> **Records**
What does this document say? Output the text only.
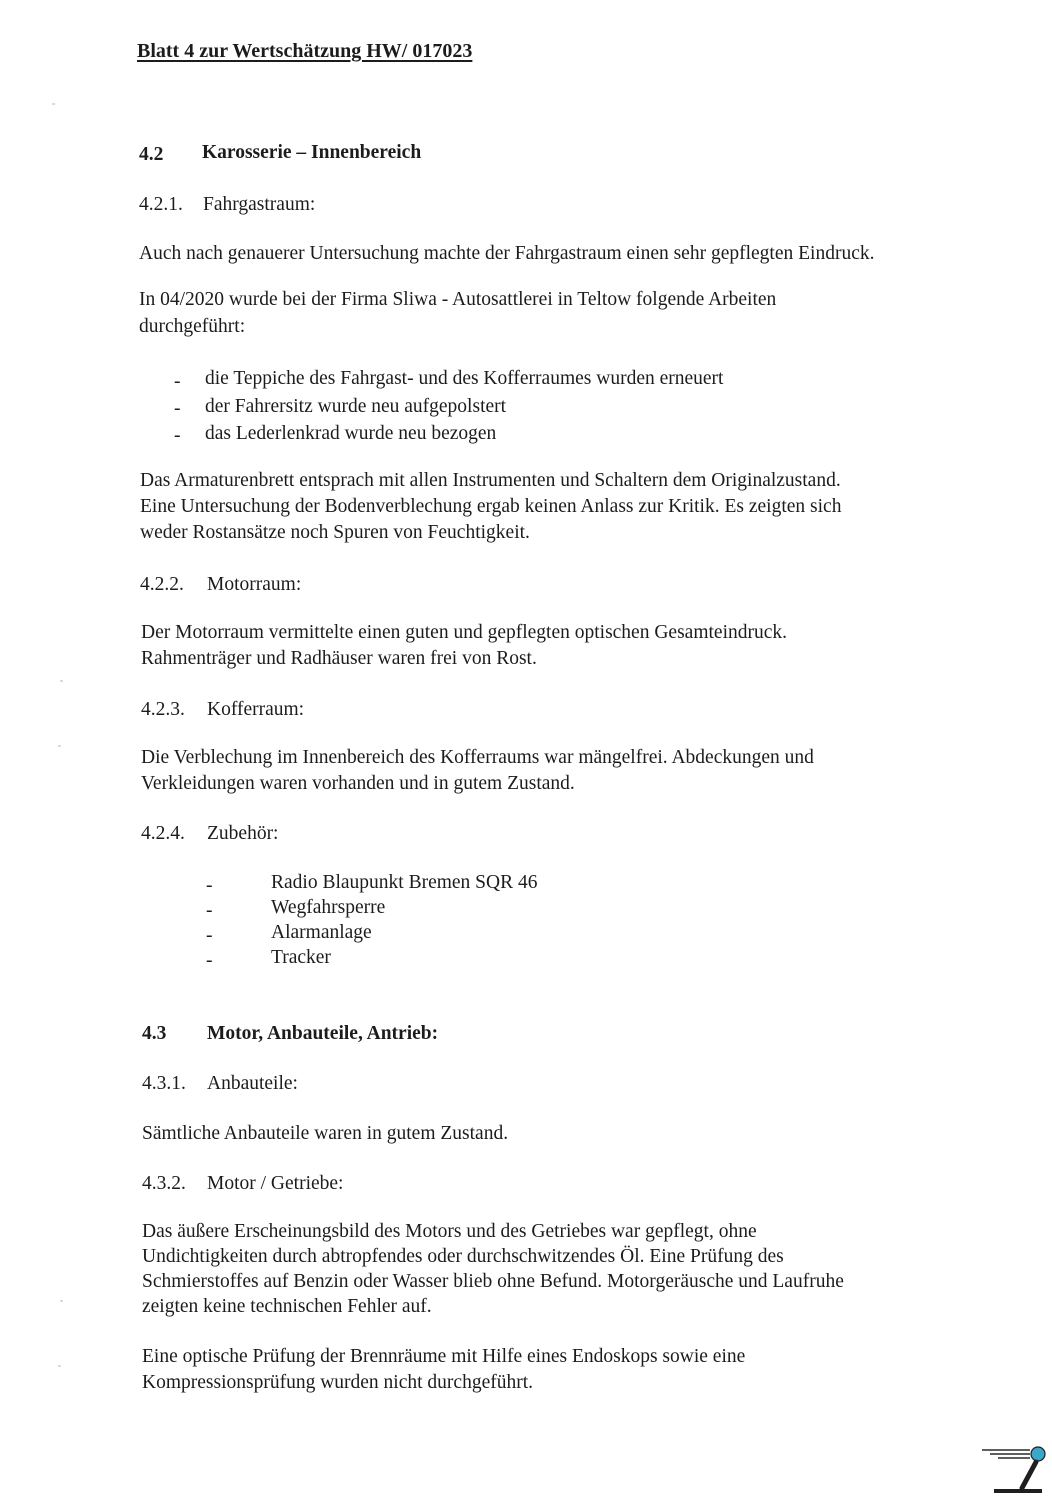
Blatt 4 zur Wertschätzung HW/ 017023
4.2 Karosserie – Innenbereich
4.2.1. Fahrgastraum:
Auch nach genauerer Untersuchung machte der Fahrgastraum einen sehr gepflegten Eindruck.
In 04/2020 wurde bei der Firma Sliwa - Autosattlerei in Teltow folgende Arbeiten
durchgeführt:
- die Teppiche des Fahrgast- und des Kofferraumes wurden erneuert
- der Fahrersitz wurde neu aufgepolstert
- das Lederlenkrad wurde neu bezogen
Das Armaturenbrett entsprach mit allen Instrumenten und Schaltern dem Originalzustand.
Eine Untersuchung der Bodenverblechung ergab keinen Anlass zur Kritik. Es zeigten sich
weder Rostansätze noch Spuren von Feuchtigkeit.
4.2.2. Motorraum:
Der Motorraum vermittelte einen guten und gepflegten optischen Gesamteindruck.
Rahmenträger und Radhäuser waren frei von Rost.
4.2.3. Kofferraum:
Die Verblechung im Innenbereich des Kofferraums war mängelfrei. Abdeckungen und
Verkleidungen waren vorhanden und in gutem Zustand.
4.2.4. Zubehör:
-	Radio Blaupunkt Bremen SQR 46
-	Wegfahrsperre
-	Alarmanlage
-	Tracker
4.3 Motor, Anbauteile, Antrieb:
4.3.1. Anbauteile:
Sämtliche Anbauteile waren in gutem Zustand.
4.3.2. Motor / Getriebe:
Das äußere Erscheinungsbild des Motors und des Getriebes war gepflegt, ohne
Undichtigkeiten durch abtropfendes oder durchschwitzendes Öl. Eine Prüfung des
Schmierstoffes auf Benzin oder Wasser blieb ohne Befund. Motorgeräusche und Laufruhe
zeigten keine technischen Fehler auf.
Eine optische Prüfung der Brennräume mit Hilfe eines Endoskops sowie eine
Kompressionsprüfung wurden nicht durchgeführt.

> **What is being asked**
Pictures in the records above are not copied; print everything else exactly.

> **Response below**
What does this document say? Output the text only.
Blatt 4 zur Wertschätzung HW/ 017023
4.2 Karosserie – Innenbereich
4.2.1. Fahrgastraum:
Auch nach genauerer Untersuchung machte der Fahrgastraum einen sehr gepflegten Eindruck.
In 04/2020 wurde bei der Firma Sliwa - Autosattlerei in Teltow folgende Arbeiten
durchgeführt:
- die Teppiche des Fahrgast- und des Kofferraumes wurden erneuert
- der Fahrersitz wurde neu aufgepolstert
- das Lederlenkrad wurde neu bezogen
Das Armaturenbrett entsprach mit allen Instrumenten und Schaltern dem Originalzustand.
Eine Untersuchung der Bodenverblechung ergab keinen Anlass zur Kritik. Es zeigten sich
weder Rostansätze noch Spuren von Feuchtigkeit.
4.2.2. Motorraum:
Der Motorraum vermittelte einen guten und gepflegten optischen Gesamteindruck.
Rahmenträger und Radhäuser waren frei von Rost.
4.2.3. Kofferraum:
Die Verblechung im Innenbereich des Kofferraums war mängelfrei. Abdeckungen und
Verkleidungen waren vorhanden und in gutem Zustand.
4.2.4. Zubehör:
-	Radio Blaupunkt Bremen SQR 46
-	Wegfahrsperre
-	Alarmanlage
-	Tracker
4.3 Motor, Anbauteile, Antrieb:
4.3.1. Anbauteile:
Sämtliche Anbauteile waren in gutem Zustand.
4.3.2. Motor / Getriebe:
Das äußere Erscheinungsbild des Motors und des Getriebes war gepflegt, ohne
Undichtigkeiten durch abtropfendes oder durchschwitzendes Öl. Eine Prüfung des
Schmierstoffes auf Benzin oder Wasser blieb ohne Befund. Motorgeräusche und Laufruhe
zeigten keine technischen Fehler auf.
Eine optische Prüfung der Brennräume mit Hilfe eines Endoskops sowie eine
Kompressionsprüfung wurden nicht durchgeführt.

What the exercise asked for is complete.